>> BEGIN SOURCE DOCUMENT

# New Here



## mileageman (Sep 24, 2007)

Hi all, I only discovered this site tonight and I have a feeling it is going to be  very friendly and helpful site and very useful to a novice like me. I have already learned a lot about the fitting of a roof window for light and ventilation from the site tonight. Thanks. I have been riding motorcycles for 47 years and have camped with them all over Europe in all weathers, so to sleep in a vehicle for me is quite a luxury. However, my vehicle is not a proper motorhome yet. I bought a Citreon Berlingo 1.9 diesel van on a 52 plate last year with just 20168 miles on the clock. On a whim I bought a camp bed and installed it along the nearside of the van with the passenger seat folded foreward. My personal items are kept in plastic boxes under the bed together with my stove and gas bottle. I have a curtain across for privacy and a windscreen cover etc. but compared to other members it will all seem very basic. I intend to build a proper folding bed over the next few months and panel the sides . I have already insulated the roof. Has anyone else tried camping in a similar van? Iv'e really enjoyed it and despite the lack of a comfort zone I have been to France Belgium and Holland with it twice and had a great time. Any advice at all especially from small or micro motor home owners on how to progress the essentials would be much appreciated. Thanks. I am really looking forward to being a member of this forum. Berlingo.


----------



## t4_chris (Sep 24, 2007)

Hi mileageman and welcome to the site ! 

You may find these pictures that I took at Stanford Hall VW show a couple of years ago, interesting. It's a Seat Caddy van, and the owner had done the conversion himself. I guess it would be too small for me at 6'3" but it was very neatly done and well thought out   it goes to show that you can build something in a small van!!


----------



## Trevor (Sep 24, 2007)

Welcome mileageman,
Anything is better than a tent when your geting on like me cant take the cold no more, but now i can still get away in winter with a nice heater in the van and the wife to snuggle up to  anyway size dont matter as long as your happy. GOOD LUCK.


----------



## mileageman (Sep 24, 2007)

>> END SOURCE DOCUMENT

▸ **WHAT YOU NEED TO DO**
1. Translate this sentence from the van camping thread into Spanish: "I have already insulated the roof."
2. Reproduce the part of the van camping thread starting at "Hi mileageman and" and ending at "happy. GOOD LUCK.".

>> BEGIN MATERIAL PROVIDED

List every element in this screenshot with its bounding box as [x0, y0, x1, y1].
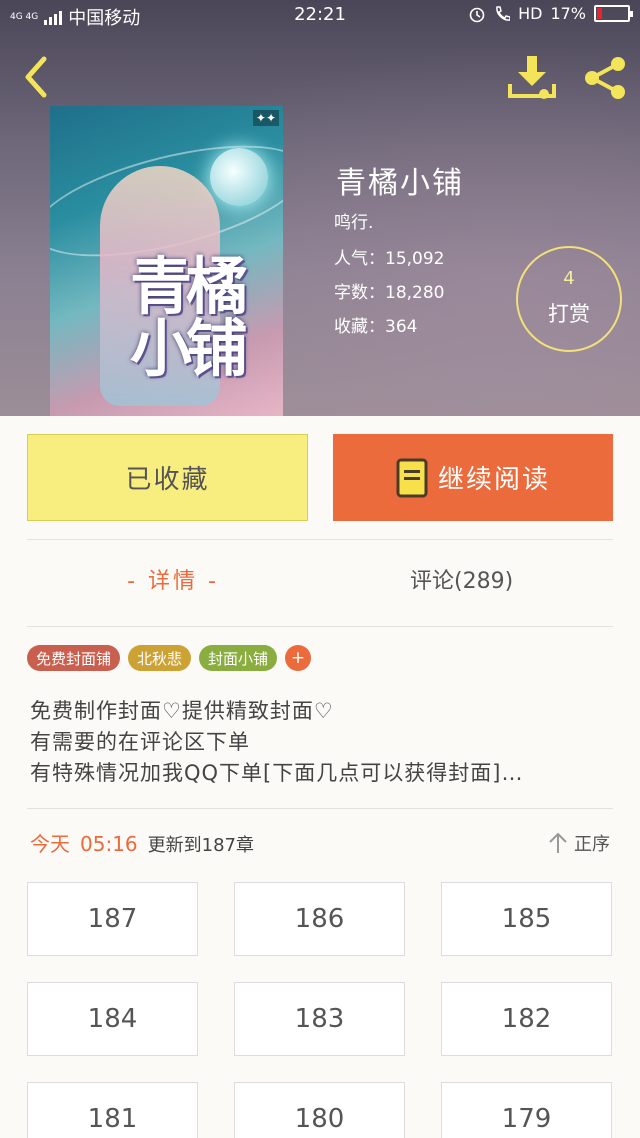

>> END MATERIAL PROVIDED

▸ **TASK-BY-TASK RESULTS**
1. Ya he aislado el techo.

2.
Hi mileageman and welcome to the site ! 

You may find these pictures that I took at Stanford Hall VW show a couple of years ago, interesting. It's a Seat Caddy van, and the owner had done the conversion himself. I guess it would be too small for me at 6'3" but it was very neatly done and well thought out   it goes to show that you can build something in a small van!!


----------



## Trevor (Sep 24, 2007)

Welcome mileageman,
Anything is better than a tent when your geting on like me cant take the cold no more, but now i can still get away in winter with a nice heater in the van and the wife to snuggle up to  anyway size dont matter as long as your happy. GOOD LUCK.